--- START OF Data in this exercise ---

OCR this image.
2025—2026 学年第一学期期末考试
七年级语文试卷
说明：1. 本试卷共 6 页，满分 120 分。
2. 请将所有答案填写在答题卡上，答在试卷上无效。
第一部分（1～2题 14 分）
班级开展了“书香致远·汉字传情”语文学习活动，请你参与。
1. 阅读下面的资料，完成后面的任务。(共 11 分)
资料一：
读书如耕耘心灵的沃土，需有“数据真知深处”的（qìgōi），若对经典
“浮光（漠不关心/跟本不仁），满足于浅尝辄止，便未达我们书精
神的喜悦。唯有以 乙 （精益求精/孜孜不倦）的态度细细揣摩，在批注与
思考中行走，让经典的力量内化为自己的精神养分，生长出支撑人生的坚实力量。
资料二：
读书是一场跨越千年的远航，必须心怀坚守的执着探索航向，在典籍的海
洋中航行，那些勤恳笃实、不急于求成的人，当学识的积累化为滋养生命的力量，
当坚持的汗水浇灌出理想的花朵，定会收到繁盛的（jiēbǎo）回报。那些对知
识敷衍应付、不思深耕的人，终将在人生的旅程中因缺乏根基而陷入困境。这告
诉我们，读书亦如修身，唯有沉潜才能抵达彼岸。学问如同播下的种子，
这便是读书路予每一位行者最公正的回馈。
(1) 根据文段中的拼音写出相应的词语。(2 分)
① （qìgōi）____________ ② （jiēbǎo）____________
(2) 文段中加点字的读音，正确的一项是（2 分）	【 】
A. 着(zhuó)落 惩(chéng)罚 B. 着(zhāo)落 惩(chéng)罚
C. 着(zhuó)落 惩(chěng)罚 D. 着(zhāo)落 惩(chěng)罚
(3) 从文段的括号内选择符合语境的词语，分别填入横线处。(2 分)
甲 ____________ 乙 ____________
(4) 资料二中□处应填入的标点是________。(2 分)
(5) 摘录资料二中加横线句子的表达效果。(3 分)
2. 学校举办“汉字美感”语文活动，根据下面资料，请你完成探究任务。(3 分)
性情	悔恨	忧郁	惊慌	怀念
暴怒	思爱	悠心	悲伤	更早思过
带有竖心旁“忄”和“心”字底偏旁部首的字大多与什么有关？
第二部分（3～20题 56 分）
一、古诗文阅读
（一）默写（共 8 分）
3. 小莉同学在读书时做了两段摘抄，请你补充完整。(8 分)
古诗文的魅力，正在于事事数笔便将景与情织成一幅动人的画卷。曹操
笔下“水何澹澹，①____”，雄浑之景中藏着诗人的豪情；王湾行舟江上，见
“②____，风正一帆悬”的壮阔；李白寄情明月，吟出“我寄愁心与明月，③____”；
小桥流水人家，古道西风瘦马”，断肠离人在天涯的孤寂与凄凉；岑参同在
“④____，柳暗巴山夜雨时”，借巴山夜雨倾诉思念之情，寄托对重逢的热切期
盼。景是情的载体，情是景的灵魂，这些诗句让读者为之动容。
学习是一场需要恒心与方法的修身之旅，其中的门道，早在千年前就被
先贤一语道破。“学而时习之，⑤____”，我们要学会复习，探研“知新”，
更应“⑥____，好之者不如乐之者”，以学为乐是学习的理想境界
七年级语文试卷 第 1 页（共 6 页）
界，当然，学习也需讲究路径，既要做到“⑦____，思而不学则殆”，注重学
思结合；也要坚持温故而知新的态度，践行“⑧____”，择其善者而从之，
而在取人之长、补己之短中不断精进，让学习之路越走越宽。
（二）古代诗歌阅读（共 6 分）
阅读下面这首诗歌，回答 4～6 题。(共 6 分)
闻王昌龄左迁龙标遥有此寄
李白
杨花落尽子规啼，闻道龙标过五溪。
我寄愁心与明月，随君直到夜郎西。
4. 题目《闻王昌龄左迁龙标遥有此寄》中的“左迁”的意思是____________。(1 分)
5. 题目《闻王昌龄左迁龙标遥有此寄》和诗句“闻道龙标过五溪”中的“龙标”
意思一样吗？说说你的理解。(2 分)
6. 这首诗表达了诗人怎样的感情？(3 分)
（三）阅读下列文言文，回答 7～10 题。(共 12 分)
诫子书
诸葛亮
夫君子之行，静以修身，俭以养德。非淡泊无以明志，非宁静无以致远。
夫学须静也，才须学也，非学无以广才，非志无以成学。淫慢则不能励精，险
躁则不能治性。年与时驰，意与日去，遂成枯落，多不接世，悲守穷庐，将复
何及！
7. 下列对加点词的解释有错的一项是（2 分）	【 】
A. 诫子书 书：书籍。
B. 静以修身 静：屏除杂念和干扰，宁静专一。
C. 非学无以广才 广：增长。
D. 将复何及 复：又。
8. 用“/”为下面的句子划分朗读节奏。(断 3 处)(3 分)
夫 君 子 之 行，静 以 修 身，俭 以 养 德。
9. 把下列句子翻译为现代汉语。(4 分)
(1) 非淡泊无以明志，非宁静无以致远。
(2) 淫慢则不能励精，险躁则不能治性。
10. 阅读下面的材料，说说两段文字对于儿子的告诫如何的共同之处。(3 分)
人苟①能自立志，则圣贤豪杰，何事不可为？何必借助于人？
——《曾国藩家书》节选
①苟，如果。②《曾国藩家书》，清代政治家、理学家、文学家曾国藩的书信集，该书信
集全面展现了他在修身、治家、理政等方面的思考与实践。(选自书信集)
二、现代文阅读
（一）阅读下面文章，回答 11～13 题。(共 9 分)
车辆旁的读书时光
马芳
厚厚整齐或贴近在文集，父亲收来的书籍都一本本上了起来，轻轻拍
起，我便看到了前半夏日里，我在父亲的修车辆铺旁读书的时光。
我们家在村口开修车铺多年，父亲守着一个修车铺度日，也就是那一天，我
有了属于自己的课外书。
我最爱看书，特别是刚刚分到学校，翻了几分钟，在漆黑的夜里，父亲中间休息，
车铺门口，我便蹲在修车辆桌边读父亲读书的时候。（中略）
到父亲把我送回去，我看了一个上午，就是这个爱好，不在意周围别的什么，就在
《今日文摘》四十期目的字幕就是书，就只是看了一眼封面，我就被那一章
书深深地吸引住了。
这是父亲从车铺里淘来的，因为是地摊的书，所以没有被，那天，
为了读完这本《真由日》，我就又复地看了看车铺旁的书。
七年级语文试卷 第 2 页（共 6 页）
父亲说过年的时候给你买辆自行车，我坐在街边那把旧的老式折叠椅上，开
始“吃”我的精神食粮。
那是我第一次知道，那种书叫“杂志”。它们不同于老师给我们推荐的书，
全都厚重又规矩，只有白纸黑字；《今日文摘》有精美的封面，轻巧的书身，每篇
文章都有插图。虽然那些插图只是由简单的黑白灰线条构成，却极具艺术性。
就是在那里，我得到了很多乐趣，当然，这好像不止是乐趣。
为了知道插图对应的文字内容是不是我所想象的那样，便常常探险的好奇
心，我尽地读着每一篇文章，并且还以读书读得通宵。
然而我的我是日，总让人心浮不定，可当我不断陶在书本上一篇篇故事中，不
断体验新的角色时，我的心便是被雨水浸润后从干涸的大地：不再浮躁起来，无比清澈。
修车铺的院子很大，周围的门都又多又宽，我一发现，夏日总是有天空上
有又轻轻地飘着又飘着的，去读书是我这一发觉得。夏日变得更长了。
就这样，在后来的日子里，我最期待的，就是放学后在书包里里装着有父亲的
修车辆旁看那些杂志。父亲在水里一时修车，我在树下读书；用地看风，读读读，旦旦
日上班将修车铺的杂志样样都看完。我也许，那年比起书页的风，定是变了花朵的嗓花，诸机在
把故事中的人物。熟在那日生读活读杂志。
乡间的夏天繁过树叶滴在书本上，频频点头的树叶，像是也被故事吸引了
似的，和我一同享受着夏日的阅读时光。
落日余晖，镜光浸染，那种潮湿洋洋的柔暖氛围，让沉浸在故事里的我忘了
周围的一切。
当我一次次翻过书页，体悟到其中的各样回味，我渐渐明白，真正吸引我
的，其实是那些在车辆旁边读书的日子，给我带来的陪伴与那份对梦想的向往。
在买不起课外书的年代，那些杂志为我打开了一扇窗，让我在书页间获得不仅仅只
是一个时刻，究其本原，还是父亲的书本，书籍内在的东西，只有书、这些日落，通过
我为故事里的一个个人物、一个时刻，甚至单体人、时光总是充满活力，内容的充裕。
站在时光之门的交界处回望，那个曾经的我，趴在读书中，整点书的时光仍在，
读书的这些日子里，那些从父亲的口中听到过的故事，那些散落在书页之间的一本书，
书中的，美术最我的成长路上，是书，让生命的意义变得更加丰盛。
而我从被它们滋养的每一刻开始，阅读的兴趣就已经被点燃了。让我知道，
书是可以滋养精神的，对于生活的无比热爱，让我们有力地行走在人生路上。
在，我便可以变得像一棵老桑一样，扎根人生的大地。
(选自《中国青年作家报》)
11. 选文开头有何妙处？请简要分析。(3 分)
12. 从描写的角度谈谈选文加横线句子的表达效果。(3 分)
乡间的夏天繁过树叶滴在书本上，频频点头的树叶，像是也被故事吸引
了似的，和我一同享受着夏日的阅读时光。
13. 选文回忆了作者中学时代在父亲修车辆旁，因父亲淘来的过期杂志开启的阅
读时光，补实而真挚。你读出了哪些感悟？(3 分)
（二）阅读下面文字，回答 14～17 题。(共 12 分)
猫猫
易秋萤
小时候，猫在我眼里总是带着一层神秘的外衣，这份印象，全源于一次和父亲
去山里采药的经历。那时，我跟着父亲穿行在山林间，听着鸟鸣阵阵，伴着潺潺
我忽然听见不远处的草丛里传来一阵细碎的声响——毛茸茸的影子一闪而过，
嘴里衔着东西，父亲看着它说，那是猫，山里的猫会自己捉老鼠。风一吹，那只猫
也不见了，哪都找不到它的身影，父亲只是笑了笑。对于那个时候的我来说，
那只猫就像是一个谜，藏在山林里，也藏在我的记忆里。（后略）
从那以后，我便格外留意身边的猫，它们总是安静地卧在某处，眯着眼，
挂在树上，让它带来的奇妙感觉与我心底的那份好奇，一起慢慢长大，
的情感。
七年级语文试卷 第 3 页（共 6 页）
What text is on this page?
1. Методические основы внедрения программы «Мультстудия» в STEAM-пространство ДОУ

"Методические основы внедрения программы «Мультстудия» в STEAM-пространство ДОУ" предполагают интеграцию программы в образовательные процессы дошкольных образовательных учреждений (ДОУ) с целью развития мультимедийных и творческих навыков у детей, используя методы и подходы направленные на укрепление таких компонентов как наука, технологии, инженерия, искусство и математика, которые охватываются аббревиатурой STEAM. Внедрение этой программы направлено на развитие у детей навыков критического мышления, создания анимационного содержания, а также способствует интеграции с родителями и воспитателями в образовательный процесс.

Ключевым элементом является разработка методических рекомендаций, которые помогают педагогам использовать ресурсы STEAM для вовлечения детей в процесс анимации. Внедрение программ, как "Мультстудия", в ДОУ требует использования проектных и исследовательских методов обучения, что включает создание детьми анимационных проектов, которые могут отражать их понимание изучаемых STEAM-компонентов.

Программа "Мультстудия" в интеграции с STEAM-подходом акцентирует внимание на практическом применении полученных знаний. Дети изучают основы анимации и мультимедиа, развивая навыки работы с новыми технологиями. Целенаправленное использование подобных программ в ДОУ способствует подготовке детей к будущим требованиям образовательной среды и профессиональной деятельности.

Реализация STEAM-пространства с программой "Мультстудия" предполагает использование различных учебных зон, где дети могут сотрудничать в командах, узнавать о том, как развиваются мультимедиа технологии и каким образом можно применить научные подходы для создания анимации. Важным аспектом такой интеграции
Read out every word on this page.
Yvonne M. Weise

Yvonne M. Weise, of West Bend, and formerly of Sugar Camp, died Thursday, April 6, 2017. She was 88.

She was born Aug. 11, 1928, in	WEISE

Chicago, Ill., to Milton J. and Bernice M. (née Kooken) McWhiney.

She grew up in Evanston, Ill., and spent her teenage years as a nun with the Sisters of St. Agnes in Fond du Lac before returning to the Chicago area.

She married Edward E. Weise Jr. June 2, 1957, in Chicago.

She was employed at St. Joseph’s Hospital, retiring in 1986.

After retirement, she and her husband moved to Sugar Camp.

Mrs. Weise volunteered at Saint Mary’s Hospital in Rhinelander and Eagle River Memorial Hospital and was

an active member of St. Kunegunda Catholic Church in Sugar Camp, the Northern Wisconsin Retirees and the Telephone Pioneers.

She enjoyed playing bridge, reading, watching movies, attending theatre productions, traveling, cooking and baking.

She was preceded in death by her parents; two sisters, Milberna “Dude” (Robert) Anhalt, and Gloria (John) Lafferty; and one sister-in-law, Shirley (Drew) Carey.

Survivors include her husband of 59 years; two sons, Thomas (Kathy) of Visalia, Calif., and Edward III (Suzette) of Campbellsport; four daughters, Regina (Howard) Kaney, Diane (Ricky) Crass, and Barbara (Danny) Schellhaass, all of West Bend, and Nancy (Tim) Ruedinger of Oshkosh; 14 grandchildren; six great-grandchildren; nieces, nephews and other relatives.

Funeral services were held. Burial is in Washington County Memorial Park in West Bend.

--- END OF Data in this exercise ---

The problem
Lines that hold the word "пространство" are the ones to return, every one of them.

Result
1. Методические основы внедрения программы «Мультстудия» в STEAM-пространство ДОУ
"Методические основы внедрения программы «Мультстудия» в STEAM-пространство ДОУ" предполагают интеграцию программы в образовательные процессы дошкольных образовательных учреждений (ДОУ) с целью развития мультимедийных и творческих навыков у детей, используя методы и подходы направленные на укрепление таких компонентов как наука, технологии, инженерия, искусство и математика, которые охватываются аббревиатурой STEAM. Внедрение этой программы направлено на развитие у детей навыков критического мышления, создания анимационного содержания, а также способствует интеграции с родителями и воспитателями в образовательный процесс.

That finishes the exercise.